Raw data:
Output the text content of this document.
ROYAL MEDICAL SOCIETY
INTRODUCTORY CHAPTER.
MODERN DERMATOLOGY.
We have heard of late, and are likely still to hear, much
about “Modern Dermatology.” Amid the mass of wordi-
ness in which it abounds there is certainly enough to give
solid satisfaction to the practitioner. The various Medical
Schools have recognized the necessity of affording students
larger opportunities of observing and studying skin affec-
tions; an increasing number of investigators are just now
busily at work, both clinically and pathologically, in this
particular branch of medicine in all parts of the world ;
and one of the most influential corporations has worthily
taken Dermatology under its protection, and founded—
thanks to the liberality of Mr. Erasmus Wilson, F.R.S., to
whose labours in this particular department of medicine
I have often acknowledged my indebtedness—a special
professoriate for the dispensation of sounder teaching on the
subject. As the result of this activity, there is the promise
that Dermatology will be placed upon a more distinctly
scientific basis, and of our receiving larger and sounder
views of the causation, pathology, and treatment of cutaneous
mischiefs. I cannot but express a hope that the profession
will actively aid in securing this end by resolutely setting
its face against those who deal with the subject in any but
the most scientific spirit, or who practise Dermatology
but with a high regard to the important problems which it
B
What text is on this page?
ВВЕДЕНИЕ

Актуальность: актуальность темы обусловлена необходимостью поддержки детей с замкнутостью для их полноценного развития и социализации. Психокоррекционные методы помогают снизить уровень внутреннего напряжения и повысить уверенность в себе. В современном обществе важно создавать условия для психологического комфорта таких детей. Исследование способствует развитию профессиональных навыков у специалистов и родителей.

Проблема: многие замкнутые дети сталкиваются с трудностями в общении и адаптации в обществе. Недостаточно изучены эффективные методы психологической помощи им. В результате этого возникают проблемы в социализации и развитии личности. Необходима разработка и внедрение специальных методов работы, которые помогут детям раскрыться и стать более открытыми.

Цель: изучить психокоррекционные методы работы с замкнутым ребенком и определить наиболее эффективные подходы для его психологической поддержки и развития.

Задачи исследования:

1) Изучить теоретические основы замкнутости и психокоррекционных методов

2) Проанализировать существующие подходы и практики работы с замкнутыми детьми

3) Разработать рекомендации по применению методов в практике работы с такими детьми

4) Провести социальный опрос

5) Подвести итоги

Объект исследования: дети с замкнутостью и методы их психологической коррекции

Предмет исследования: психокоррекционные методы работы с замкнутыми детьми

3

Requirements: Reproduce the data shown above exactly.

Output of the task:
Output the text content of this document.
ROYAL MEDICAL SOCIETY
INTRODUCTORY CHAPTER.
MODERN DERMATOLOGY.
We have heard of late, and are likely still to hear, much
about “Modern Dermatology.” Amid the mass of wordi-
ness in which it abounds there is certainly enough to give
solid satisfaction to the practitioner. The various Medical
Schools have recognized the necessity of affording students
larger opportunities of observing and studying skin affec-
tions; an increasing number of investigators are just now
busily at work, both clinically and pathologically, in this
particular branch of medicine in all parts of the world ;
and one of the most influential corporations has worthily
taken Dermatology under its protection, and founded—
thanks to the liberality of Mr. Erasmus Wilson, F.R.S., to
whose labours in this particular department of medicine
I have often acknowledged my indebtedness—a special
professoriate for the dispensation of sounder teaching on the
subject. As the result of this activity, there is the promise
that Dermatology will be placed upon a more distinctly
scientific basis, and of our receiving larger and sounder
views of the causation, pathology, and treatment of cutaneous
mischiefs. I cannot but express a hope that the profession
will actively aid in securing this end by resolutely setting
its face against those who deal with the subject in any but
the most scientific spirit, or who practise Dermatology
but with a high regard to the important problems which it
B
What text is on this page?
ВВЕДЕНИЕ

Актуальность: актуальность темы обусловлена необходимостью поддержки детей с замкнутостью для их полноценного развития и социализации. Психокоррекционные методы помогают снизить уровень внутреннего напряжения и повысить уверенность в себе. В современном обществе важно создавать условия для психологического комфорта таких детей. Исследование способствует развитию профессиональных навыков у специалистов и родителей.

Проблема: многие замкнутые дети сталкиваются с трудностями в общении и адаптации в обществе. Недостаточно изучены эффективные методы психологической помощи им. В результате этого возникают проблемы в социализации и развитии личности. Необходима разработка и внедрение специальных методов работы, которые помогут детям раскрыться и стать более открытыми.

Цель: изучить психокоррекционные методы работы с замкнутым ребенком и определить наиболее эффективные подходы для его психологической поддержки и развития.

Задачи исследования:

1) Изучить теоретические основы замкнутости и психокоррекционных методов

2) Проанализировать существующие подходы и практики работы с замкнутыми детьми

3) Разработать рекомендации по применению методов в практике работы с такими детьми

4) Провести социальный опрос

5) Подвести итоги

Объект исследования: дети с замкнутостью и методы их психологической коррекции

Предмет исследования: психокоррекционные методы работы с замкнутыми детьми

3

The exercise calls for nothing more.